What is asked -
Search the data for the string "findings" and gather each line it is in.

Records for the task -
────
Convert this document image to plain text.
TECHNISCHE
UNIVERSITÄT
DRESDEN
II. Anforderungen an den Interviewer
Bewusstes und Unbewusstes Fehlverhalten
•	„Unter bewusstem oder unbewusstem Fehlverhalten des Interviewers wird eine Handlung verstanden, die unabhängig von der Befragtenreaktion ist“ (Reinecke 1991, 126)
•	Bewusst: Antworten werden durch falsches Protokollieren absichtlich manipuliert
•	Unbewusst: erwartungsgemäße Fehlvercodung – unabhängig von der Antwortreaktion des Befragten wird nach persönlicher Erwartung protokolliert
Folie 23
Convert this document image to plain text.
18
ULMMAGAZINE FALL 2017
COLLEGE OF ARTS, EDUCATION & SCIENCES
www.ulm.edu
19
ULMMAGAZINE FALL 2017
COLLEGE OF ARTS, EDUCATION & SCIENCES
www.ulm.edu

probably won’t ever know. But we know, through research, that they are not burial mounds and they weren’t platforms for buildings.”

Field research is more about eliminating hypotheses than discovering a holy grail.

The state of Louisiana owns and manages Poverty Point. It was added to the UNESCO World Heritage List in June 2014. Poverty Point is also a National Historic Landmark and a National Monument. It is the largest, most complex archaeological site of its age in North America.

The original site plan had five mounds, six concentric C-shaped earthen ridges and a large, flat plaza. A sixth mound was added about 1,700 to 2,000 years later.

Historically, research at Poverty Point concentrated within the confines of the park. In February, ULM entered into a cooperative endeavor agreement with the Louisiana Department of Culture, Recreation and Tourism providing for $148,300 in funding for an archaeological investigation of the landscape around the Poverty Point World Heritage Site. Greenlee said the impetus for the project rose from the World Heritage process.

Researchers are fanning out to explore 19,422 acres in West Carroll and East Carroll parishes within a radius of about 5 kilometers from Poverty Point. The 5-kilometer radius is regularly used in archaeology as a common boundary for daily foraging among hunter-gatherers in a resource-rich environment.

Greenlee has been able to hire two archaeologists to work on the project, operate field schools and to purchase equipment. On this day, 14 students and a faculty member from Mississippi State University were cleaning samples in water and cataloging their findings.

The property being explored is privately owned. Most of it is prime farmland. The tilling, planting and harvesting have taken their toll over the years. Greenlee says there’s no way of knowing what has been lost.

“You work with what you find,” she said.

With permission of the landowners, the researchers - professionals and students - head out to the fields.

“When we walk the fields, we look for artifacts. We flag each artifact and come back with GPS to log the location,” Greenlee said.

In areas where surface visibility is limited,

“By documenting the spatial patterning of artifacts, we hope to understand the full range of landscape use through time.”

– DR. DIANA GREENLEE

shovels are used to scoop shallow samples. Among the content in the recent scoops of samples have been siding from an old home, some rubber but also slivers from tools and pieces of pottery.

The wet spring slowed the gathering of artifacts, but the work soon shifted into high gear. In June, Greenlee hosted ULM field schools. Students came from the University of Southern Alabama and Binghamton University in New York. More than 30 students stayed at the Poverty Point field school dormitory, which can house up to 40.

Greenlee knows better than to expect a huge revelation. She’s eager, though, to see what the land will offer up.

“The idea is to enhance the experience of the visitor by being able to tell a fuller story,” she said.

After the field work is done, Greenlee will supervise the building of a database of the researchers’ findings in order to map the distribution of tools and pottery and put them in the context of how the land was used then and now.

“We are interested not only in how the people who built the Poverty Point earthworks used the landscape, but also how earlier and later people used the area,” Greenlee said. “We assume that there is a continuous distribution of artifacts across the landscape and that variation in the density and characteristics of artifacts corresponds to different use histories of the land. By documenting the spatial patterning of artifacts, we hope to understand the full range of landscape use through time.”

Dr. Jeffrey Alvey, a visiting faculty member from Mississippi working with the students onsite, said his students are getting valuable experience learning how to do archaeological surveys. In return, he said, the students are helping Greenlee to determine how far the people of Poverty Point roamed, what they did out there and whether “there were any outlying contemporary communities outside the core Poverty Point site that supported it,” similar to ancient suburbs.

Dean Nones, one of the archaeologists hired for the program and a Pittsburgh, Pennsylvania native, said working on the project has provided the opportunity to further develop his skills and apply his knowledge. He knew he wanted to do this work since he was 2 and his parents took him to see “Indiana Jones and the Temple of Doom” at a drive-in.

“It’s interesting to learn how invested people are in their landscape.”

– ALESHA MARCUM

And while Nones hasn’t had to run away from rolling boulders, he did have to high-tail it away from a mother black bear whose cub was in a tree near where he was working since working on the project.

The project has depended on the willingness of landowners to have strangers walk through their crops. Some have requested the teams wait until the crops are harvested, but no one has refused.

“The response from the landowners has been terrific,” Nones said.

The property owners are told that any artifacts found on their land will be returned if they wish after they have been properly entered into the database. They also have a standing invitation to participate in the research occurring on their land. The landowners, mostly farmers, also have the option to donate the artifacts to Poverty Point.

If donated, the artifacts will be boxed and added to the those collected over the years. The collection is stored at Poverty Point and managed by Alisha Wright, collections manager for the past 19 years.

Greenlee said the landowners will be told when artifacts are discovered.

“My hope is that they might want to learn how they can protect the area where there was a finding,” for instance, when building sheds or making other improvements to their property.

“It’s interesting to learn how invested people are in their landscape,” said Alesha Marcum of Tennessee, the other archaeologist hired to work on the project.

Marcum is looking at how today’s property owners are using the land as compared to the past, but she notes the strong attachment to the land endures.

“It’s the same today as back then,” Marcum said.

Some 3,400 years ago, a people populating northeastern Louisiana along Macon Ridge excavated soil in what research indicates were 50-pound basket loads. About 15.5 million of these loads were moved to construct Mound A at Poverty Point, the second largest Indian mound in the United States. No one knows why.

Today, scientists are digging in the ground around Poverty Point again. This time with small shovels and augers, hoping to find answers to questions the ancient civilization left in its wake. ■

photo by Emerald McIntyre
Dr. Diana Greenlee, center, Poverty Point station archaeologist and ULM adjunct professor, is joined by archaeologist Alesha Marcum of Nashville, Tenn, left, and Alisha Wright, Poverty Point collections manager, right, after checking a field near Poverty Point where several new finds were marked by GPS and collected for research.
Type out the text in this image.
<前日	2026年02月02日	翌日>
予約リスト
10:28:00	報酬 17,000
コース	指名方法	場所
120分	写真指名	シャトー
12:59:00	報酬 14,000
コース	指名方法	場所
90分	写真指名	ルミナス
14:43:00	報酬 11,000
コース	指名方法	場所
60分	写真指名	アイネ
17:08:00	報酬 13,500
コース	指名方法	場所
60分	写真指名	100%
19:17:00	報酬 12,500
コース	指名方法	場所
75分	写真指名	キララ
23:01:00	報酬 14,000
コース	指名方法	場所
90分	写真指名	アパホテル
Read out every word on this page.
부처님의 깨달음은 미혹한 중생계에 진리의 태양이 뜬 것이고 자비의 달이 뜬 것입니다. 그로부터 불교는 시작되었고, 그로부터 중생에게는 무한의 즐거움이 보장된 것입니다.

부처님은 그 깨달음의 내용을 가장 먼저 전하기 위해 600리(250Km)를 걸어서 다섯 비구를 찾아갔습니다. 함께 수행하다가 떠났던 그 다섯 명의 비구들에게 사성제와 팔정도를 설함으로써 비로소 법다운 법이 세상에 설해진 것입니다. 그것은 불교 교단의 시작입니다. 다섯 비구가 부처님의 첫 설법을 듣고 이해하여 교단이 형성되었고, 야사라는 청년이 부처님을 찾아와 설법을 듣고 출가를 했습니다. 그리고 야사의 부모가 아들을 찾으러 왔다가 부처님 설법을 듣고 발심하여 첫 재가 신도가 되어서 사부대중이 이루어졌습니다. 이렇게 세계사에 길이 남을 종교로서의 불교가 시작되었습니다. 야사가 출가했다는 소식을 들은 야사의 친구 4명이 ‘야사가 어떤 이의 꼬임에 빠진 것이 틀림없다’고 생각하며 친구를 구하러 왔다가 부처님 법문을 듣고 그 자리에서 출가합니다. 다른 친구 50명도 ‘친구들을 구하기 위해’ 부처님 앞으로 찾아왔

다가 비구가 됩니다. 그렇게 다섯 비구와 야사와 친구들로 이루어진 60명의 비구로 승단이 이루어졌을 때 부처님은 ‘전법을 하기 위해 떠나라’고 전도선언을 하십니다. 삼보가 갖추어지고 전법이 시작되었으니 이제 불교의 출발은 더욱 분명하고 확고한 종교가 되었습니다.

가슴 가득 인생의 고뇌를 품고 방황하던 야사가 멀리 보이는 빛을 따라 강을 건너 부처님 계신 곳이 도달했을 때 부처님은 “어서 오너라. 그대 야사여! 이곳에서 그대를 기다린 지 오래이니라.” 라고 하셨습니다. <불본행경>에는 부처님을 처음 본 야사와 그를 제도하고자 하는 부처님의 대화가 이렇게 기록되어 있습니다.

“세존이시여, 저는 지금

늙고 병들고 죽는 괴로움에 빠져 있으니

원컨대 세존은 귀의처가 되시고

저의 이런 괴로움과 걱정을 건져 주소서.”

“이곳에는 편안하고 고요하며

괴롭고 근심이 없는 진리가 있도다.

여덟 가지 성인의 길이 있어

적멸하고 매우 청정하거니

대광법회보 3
────
Task result -
Greenlee has been able to hire two archaeologists to work on the project, operate field schools and to purchase equipment. On this day, 14 students and a faculty member from Mississippi State University were cleaning samples in water and cataloging their findings.
After the field work is done, Greenlee will supervise the building of a database of the researchers’ findings in order to map the distribution of tools and pottery and put them in the context of how the land was used then and now.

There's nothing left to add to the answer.